#### [THE PROBLEM]
Your task is to print all of the data word for word.

################

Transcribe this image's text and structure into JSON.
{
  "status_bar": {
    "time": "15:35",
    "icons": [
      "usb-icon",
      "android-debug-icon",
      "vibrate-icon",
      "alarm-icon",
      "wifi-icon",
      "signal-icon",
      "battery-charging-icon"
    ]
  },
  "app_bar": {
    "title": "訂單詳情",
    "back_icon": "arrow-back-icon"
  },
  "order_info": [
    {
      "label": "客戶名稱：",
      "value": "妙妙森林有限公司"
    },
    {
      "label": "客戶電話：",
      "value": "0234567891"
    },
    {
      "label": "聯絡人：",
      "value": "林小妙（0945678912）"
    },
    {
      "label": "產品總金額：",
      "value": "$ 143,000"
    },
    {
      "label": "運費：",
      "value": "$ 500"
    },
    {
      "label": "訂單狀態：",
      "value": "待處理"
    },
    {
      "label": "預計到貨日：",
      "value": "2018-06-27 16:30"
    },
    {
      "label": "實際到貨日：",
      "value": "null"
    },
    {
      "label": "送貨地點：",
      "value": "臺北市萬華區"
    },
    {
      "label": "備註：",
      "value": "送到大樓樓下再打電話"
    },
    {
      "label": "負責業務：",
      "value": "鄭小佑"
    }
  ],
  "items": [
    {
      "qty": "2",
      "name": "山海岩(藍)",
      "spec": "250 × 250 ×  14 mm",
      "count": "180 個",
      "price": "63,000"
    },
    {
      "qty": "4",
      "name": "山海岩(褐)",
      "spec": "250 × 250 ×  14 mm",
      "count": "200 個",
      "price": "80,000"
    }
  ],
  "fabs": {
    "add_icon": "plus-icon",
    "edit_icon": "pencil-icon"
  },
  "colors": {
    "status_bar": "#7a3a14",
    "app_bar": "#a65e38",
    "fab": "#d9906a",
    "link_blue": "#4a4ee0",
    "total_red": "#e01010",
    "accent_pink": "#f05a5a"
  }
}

################

#### [RIGHT ANSWER]
Transcribe this image's text and structure into JSON.
{
  "status_bar": {
    "time": "15:35",
    "icons": [
      "usb-icon",
      "android-debug-icon",
      "vibrate-icon",
      "alarm-icon",
      "wifi-icon",
      "signal-icon",
      "battery-charging-icon"
    ]
  },
  "app_bar": {
    "title": "訂單詳情",
    "back_icon": "arrow-back-icon"
  },
  "order_info": [
    {
      "label": "客戶名稱：",
      "value": "妙妙森林有限公司"
    },
    {
      "label": "客戶電話：",
      "value": "0234567891"
    },
    {
      "label": "聯絡人：",
      "value": "林小妙（0945678912）"
    },
    {
      "label": "產品總金額：",
      "value": "$ 143,000"
    },
    {
      "label": "運費：",
      "value": "$ 500"
    },
    {
      "label": "訂單狀態：",
      "value": "待處理"
    },
    {
      "label": "預計到貨日：",
      "value": "2018-06-27 16:30"
    },
    {
      "label": "實際到貨日：",
      "value": "null"
    },
    {
      "label": "送貨地點：",
      "value": "臺北市萬華區"
    },
    {
      "label": "備註：",
      "value": "送到大樓樓下再打電話"
    },
    {
      "label": "負責業務：",
      "value": "鄭小佑"
    }
  ],
  "items": [
    {
      "qty": "2",
      "name": "山海岩(藍)",
      "spec": "250 × 250 ×  14 mm",
      "count": "180 個",
      "price": "63,000"
    },
    {
      "qty": "4",
      "name": "山海岩(褐)",
      "spec": "250 × 250 ×  14 mm",
      "count": "200 個",
      "price": "80,000"
    }
  ],
  "fabs": {
    "add_icon": "plus-icon",
    "edit_icon": "pencil-icon"
  },
  "colors": {
    "status_bar": "#7a3a14",
    "app_bar": "#a65e38",
    "fab": "#d9906a",
    "link_blue": "#4a4ee0",
    "total_red": "#e01010",
    "accent_pink": "#f05a5a"
  }
}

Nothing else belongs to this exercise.